▶ _Work instructions_: Which lines hold the word "page"? Show each of them.

--- START ---

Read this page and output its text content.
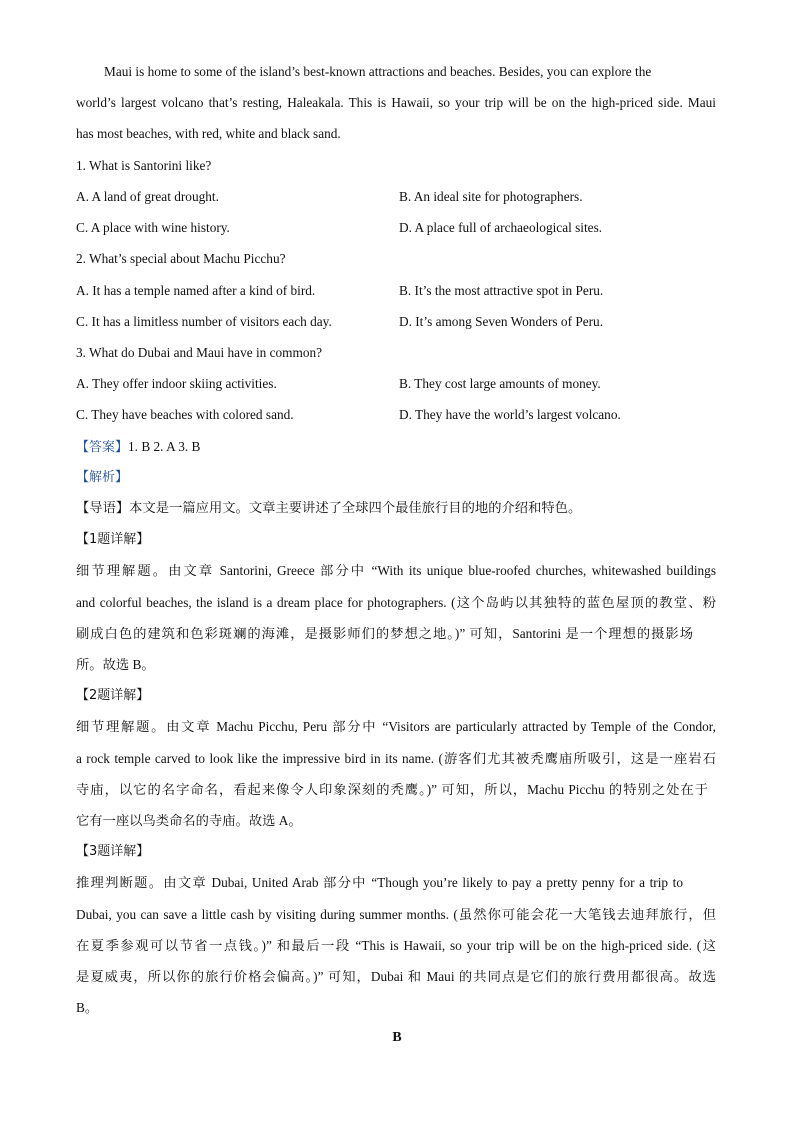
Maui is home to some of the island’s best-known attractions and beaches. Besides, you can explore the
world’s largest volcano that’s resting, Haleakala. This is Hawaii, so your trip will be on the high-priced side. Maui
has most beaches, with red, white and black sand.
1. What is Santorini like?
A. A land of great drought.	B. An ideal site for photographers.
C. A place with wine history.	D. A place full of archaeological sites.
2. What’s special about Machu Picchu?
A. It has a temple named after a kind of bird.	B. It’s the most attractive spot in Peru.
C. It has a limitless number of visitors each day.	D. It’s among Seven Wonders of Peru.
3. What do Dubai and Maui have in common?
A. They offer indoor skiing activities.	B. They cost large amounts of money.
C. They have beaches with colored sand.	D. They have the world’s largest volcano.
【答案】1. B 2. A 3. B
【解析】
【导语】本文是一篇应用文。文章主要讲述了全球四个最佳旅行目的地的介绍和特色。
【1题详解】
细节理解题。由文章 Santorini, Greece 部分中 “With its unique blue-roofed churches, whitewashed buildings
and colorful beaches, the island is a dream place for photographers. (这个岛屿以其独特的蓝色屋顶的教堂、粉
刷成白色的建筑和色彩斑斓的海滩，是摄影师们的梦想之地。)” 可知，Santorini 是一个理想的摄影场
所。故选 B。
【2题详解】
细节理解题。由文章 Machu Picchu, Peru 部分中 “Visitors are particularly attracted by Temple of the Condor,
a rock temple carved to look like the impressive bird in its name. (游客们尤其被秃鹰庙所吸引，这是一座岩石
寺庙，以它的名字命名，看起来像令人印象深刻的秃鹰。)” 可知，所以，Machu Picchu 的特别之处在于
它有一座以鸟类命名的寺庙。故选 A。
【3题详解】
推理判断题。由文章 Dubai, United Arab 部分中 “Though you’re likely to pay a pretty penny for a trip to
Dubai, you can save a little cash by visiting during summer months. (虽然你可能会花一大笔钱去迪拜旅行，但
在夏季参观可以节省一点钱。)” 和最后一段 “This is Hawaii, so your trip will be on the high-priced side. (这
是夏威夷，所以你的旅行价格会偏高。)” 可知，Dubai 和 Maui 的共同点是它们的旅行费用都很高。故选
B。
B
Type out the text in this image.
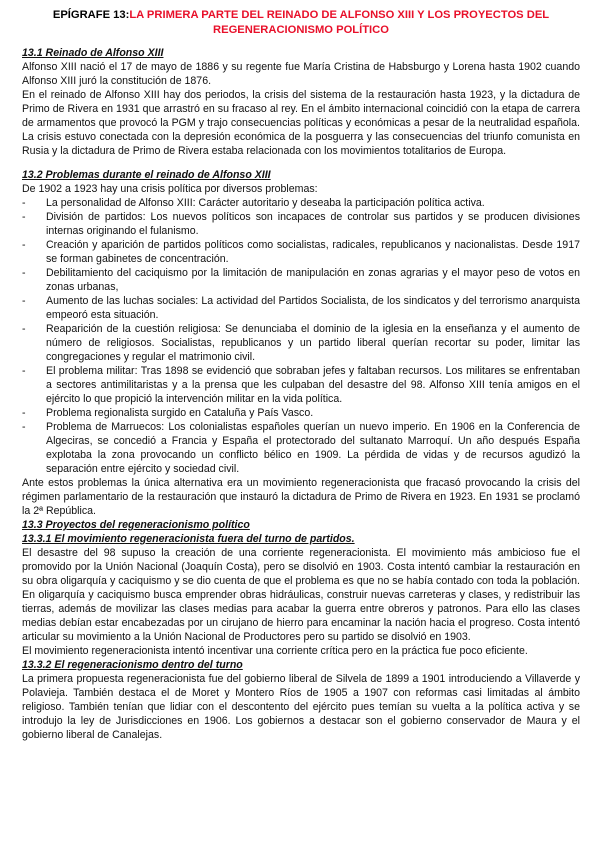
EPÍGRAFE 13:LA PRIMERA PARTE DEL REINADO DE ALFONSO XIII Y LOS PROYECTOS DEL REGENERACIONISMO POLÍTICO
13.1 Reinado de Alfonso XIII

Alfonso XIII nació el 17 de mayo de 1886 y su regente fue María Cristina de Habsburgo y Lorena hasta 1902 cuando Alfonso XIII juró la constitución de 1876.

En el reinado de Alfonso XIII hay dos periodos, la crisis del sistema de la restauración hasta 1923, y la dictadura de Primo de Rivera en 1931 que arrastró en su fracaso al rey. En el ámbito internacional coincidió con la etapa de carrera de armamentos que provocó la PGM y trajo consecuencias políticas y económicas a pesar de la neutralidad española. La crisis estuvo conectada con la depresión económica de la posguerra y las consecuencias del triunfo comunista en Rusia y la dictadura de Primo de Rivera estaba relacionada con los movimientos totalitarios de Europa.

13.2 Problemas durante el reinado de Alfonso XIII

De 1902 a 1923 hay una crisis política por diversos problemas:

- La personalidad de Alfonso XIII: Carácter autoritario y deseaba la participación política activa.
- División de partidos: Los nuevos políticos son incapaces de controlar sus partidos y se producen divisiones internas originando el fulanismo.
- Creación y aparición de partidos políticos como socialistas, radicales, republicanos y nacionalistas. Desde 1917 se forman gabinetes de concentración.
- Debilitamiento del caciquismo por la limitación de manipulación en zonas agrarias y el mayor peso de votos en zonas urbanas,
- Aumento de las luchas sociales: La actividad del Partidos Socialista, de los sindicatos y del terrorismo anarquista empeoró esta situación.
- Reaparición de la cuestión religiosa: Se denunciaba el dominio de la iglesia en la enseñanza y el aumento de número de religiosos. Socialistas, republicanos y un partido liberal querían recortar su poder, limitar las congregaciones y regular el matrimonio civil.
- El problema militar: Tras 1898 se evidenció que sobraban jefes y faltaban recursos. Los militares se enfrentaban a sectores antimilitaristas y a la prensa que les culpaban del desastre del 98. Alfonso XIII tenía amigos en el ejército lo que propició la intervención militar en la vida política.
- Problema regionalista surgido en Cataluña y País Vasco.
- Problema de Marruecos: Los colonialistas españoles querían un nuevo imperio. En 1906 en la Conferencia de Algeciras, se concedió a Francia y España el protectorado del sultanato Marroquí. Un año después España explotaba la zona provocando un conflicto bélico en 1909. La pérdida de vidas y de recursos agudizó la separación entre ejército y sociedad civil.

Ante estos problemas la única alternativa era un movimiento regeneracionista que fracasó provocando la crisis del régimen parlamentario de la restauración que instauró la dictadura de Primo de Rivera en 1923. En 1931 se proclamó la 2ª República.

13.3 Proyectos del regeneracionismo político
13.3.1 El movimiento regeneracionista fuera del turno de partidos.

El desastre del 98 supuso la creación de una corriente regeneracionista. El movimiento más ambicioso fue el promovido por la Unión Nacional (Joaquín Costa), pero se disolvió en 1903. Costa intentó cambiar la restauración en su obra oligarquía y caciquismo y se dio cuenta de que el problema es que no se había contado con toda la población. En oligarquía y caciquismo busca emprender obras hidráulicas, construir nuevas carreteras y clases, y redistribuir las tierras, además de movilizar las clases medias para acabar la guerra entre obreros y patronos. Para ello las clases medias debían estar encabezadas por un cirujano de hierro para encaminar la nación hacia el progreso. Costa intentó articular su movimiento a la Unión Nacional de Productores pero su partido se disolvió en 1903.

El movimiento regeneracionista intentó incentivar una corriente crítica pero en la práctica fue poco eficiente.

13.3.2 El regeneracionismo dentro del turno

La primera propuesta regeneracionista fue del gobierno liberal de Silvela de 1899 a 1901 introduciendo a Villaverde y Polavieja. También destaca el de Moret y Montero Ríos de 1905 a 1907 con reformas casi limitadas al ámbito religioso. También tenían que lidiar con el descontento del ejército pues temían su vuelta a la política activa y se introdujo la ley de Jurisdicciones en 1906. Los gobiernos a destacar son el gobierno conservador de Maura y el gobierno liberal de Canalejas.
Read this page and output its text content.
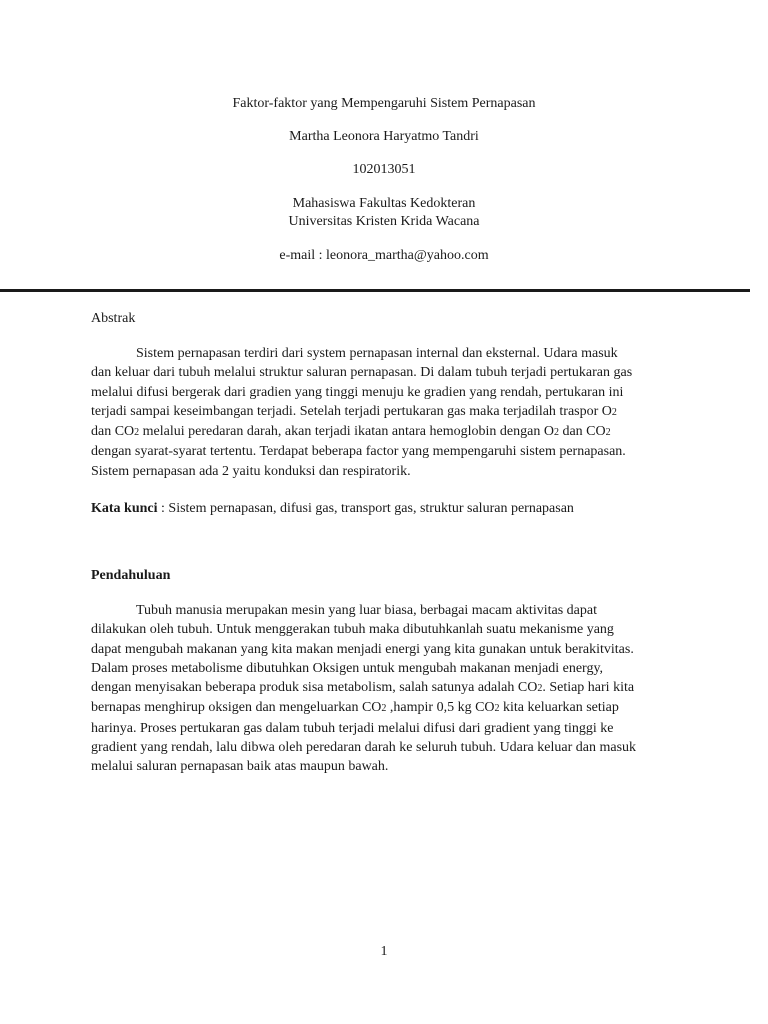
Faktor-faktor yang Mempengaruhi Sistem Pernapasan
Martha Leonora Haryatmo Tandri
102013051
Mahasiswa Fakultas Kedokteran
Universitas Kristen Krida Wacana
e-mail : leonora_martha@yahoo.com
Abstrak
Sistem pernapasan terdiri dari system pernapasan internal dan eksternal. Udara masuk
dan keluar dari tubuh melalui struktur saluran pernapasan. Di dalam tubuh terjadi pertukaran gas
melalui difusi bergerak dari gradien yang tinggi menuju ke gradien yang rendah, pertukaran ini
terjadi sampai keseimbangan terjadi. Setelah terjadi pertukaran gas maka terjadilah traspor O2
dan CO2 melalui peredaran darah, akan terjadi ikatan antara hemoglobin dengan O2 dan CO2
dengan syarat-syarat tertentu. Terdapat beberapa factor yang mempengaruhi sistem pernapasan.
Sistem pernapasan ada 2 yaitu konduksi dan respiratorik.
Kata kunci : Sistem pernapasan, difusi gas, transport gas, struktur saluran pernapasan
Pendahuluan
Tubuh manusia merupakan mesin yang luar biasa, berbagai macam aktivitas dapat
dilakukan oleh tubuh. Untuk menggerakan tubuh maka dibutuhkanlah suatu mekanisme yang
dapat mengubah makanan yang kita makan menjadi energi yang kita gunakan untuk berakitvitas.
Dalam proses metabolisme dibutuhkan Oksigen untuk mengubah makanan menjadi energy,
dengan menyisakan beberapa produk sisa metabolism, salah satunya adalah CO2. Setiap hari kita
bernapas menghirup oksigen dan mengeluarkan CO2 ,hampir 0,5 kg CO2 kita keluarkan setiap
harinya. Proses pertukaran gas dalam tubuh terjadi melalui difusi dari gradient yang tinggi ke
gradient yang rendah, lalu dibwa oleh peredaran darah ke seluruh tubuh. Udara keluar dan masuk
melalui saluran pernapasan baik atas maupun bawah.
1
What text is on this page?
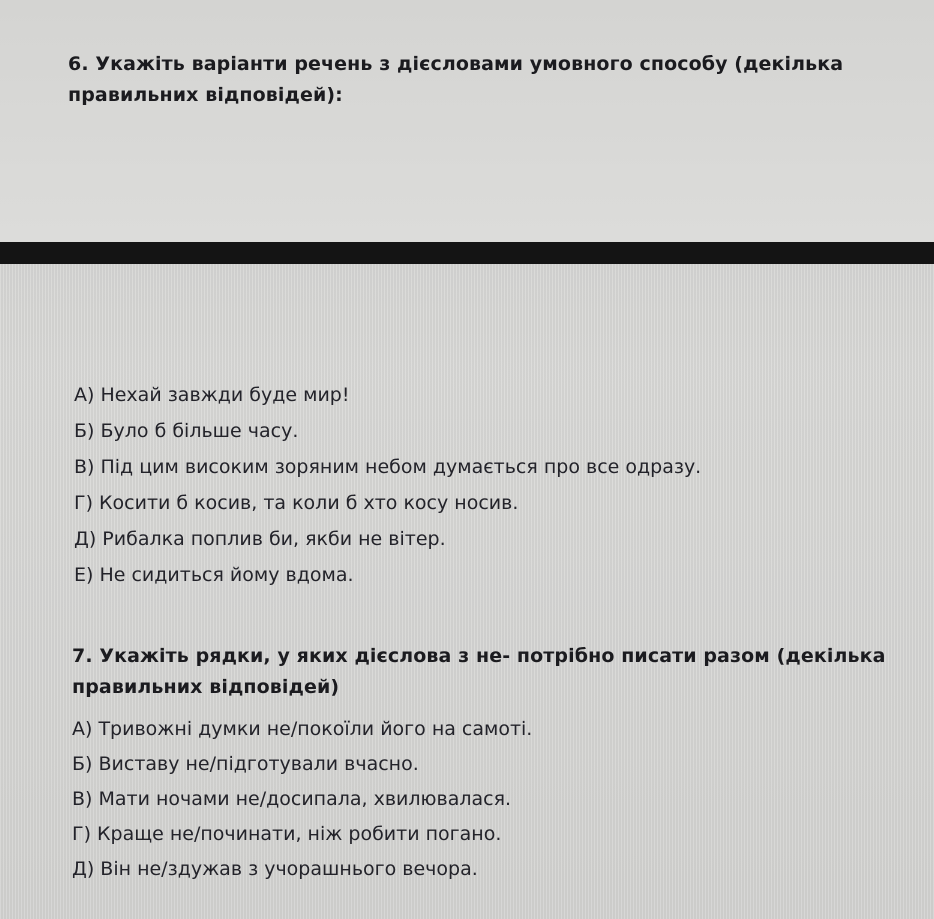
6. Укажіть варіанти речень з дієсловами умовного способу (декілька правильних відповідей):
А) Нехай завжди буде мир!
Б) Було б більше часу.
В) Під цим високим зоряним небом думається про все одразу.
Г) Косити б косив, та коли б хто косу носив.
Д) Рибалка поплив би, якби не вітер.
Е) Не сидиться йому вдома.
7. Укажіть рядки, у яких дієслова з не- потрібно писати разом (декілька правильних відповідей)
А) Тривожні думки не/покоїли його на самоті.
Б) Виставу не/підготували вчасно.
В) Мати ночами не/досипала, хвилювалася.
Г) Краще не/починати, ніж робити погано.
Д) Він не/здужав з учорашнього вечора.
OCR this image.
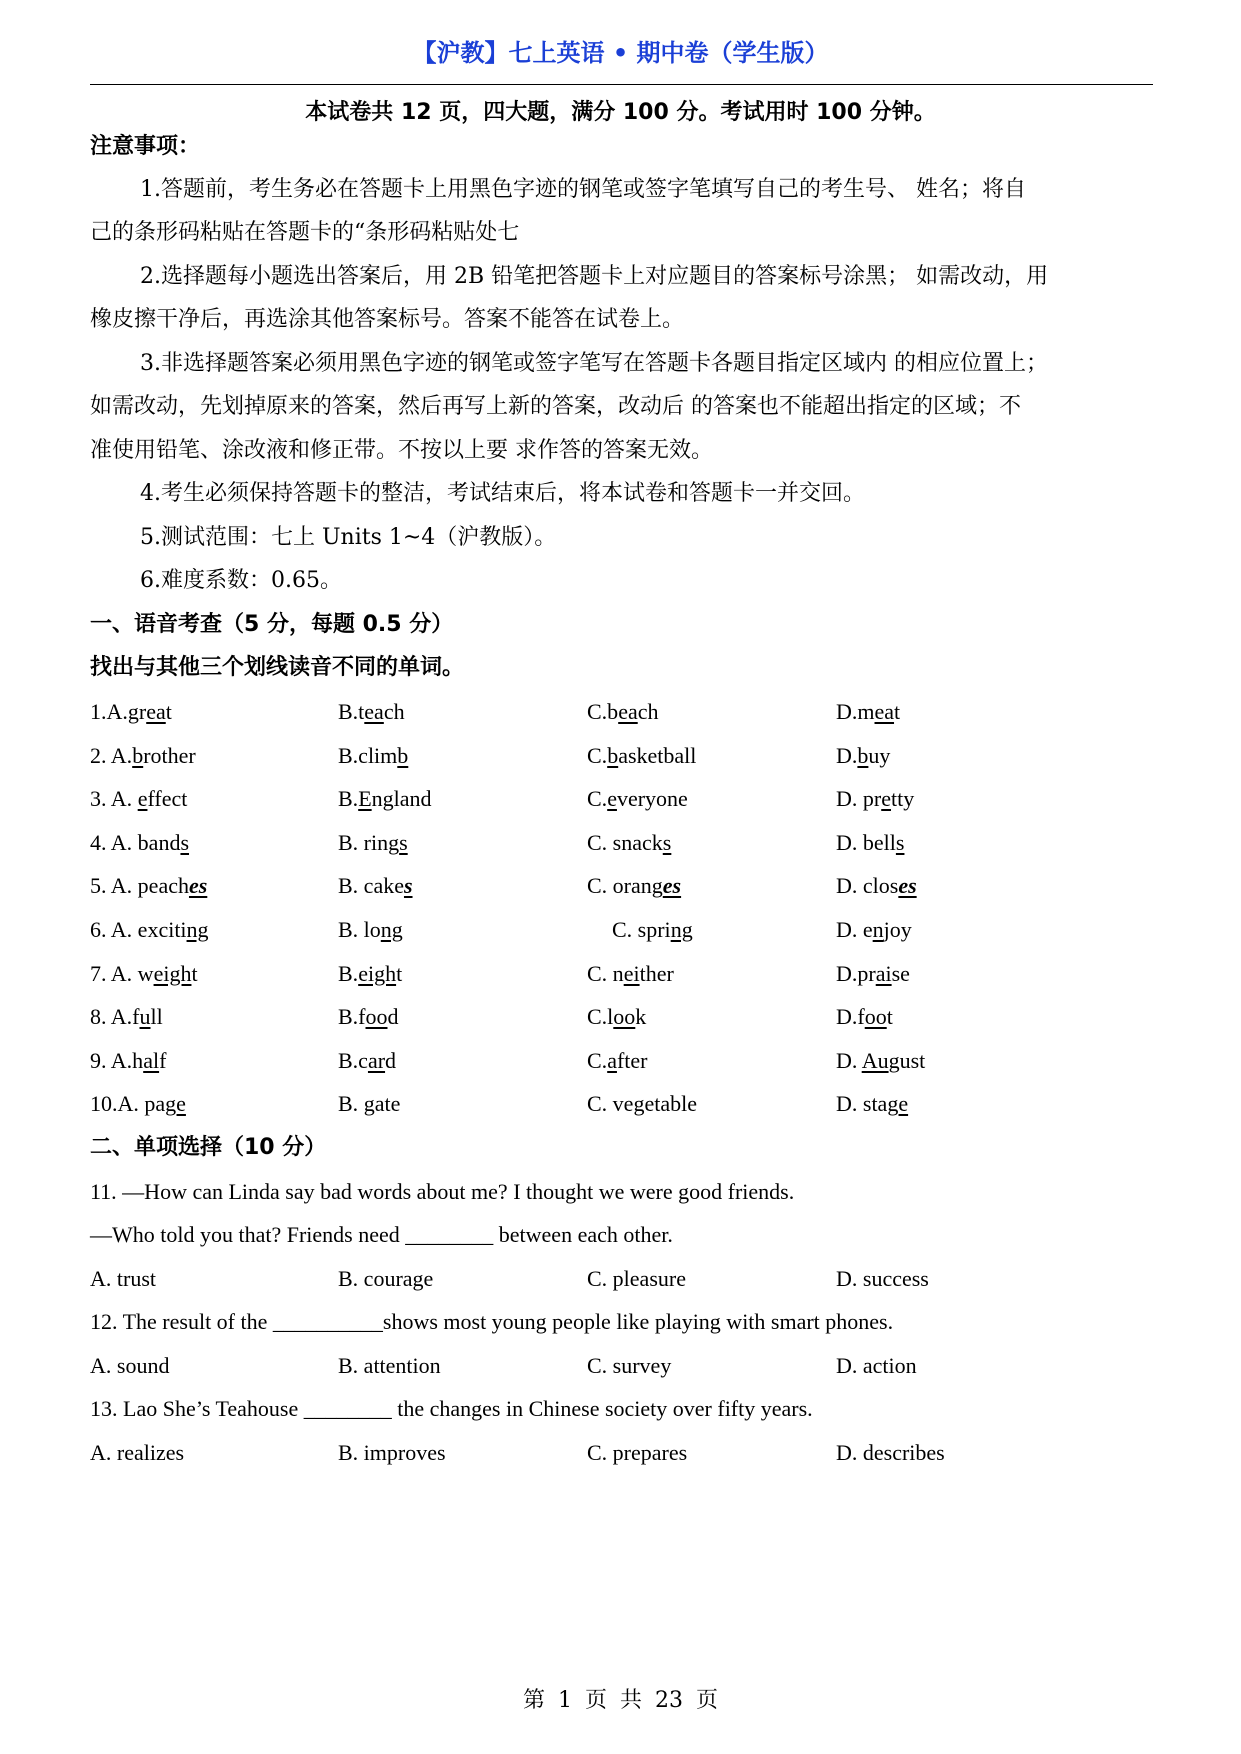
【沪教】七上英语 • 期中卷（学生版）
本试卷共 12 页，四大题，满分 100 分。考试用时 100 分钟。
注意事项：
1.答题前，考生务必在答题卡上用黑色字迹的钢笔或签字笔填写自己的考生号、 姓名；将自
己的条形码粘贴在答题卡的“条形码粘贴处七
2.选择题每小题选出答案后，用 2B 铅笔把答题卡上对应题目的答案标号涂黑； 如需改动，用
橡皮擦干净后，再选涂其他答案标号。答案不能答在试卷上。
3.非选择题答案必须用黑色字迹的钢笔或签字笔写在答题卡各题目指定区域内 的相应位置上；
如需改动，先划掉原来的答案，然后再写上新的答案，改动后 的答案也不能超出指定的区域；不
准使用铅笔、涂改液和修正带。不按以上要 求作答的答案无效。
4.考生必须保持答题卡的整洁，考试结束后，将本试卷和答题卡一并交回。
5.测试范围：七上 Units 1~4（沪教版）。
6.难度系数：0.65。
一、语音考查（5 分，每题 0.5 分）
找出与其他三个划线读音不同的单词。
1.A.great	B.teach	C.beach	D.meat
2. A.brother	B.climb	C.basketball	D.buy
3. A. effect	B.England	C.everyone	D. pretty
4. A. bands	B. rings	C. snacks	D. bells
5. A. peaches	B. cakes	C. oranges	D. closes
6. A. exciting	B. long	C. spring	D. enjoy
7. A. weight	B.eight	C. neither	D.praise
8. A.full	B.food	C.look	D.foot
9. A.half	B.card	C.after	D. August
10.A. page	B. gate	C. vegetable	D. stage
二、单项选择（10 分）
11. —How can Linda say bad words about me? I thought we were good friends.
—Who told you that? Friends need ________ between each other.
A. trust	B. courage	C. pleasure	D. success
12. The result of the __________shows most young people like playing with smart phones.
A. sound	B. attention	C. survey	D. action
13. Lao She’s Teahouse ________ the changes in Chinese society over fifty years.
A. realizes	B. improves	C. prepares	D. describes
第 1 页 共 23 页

--- END ---

▶ _Solution to this task_:
Read this page and output its text content.
Read this page and output its text content.
What text is on this page?
10.A. page	B. gate	C. vegetable	D. stage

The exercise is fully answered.